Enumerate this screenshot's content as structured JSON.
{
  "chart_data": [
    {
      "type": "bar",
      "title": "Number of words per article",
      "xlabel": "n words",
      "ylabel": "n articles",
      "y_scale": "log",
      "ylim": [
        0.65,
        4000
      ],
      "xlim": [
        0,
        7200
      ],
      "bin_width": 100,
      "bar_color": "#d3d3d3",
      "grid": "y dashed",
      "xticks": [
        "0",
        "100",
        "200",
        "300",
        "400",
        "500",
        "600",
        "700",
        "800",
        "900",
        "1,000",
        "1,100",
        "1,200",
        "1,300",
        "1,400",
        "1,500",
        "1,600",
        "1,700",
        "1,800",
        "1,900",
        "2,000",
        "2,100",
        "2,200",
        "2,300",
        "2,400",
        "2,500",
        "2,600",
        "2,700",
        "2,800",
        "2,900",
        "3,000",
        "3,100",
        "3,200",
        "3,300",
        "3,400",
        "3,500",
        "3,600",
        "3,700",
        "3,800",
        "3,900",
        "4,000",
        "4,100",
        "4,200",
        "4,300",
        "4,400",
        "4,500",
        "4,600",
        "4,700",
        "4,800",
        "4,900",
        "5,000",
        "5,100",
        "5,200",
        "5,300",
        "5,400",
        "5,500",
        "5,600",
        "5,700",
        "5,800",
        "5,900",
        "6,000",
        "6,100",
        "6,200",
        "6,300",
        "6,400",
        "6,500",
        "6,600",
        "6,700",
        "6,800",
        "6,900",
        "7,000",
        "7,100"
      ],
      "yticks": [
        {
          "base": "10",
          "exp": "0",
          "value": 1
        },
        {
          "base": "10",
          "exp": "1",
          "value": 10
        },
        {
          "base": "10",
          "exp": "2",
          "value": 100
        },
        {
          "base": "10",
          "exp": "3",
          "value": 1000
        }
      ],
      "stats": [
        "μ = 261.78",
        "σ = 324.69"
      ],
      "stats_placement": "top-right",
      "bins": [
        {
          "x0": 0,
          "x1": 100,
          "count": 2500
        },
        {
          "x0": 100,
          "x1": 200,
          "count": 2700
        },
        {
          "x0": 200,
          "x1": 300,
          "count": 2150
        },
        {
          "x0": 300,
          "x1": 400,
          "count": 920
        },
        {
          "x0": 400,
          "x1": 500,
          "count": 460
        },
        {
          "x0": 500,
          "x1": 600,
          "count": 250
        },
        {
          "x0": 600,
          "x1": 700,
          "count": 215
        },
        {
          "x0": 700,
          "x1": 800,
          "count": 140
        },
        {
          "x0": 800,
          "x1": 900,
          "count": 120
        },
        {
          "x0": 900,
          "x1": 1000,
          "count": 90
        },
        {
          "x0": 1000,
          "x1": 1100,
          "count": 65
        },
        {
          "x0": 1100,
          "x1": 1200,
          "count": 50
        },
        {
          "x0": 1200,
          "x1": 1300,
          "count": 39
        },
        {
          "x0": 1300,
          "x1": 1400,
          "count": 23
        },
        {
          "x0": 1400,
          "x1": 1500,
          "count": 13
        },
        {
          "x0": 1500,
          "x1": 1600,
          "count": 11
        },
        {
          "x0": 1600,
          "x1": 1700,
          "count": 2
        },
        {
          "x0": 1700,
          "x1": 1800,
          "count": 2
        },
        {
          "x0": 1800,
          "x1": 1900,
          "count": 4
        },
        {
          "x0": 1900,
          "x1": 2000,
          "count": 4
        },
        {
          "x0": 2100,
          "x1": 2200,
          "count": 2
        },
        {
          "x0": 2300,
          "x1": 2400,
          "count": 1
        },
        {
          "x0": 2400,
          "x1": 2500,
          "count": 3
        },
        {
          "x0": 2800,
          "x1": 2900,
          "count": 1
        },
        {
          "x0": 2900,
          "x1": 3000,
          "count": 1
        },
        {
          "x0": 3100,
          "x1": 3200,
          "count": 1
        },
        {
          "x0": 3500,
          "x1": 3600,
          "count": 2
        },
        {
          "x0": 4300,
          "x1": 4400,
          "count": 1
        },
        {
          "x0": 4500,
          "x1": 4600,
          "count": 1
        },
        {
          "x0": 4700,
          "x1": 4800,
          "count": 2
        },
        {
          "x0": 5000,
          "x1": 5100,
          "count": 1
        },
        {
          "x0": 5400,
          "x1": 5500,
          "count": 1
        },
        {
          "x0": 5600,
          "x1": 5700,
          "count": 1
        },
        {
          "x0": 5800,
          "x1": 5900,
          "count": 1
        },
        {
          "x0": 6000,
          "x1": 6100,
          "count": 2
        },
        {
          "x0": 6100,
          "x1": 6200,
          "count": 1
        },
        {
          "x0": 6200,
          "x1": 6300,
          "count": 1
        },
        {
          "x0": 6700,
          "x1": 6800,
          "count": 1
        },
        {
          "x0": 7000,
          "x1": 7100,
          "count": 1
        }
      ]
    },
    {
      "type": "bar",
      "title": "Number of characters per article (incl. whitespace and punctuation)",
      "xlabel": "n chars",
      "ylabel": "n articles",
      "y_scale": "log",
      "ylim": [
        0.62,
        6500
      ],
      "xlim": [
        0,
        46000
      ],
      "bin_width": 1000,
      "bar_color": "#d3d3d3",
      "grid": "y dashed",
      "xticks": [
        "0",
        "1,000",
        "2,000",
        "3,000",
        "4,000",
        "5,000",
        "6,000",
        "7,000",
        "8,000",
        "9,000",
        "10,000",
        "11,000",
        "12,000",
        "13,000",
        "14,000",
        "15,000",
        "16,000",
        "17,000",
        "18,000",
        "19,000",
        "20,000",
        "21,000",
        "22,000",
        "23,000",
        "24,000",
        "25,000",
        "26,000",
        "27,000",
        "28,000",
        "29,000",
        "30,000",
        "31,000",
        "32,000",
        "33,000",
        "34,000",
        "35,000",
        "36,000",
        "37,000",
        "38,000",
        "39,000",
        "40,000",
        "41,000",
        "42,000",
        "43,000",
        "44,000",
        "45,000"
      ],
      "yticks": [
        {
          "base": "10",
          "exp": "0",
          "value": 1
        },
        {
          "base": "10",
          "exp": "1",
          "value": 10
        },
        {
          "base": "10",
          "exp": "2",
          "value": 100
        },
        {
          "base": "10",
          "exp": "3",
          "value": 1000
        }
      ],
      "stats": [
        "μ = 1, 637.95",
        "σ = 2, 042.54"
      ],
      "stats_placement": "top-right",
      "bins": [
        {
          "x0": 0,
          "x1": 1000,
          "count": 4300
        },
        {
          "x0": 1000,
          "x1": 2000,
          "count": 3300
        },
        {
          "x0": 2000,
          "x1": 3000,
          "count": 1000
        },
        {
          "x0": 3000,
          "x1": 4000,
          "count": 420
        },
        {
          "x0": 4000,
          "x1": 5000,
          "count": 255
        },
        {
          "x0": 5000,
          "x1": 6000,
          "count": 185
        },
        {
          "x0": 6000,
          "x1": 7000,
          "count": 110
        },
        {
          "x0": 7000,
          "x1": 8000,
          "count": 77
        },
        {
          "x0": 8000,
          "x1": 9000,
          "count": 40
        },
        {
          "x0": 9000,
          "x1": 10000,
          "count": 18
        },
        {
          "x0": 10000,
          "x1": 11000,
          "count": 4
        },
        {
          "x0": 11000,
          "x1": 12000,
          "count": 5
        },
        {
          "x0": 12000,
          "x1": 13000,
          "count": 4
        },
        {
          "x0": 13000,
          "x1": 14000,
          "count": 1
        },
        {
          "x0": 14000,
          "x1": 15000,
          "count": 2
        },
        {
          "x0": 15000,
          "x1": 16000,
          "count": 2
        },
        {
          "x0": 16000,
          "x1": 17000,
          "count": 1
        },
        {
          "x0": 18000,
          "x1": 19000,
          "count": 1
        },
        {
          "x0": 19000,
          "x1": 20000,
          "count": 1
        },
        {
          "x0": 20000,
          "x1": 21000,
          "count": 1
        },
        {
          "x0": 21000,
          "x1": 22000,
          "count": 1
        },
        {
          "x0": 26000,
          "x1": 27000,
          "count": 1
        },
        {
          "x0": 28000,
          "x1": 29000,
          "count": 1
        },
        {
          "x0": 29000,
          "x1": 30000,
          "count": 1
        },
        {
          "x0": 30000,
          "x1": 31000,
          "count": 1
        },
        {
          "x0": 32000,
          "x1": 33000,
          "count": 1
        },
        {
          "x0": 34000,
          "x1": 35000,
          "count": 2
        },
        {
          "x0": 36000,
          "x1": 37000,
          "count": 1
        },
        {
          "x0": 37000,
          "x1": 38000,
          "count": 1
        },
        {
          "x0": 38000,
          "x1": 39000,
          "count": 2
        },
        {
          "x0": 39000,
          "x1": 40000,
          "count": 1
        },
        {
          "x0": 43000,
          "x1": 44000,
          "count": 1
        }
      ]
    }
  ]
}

Exercise goal ->
Go through the entries above and pull out each line with "title" in it.

Worked solution ->
      "title": "Number of words per article",
      "title": "Number of characters per article (incl. whitespace and punctuation)",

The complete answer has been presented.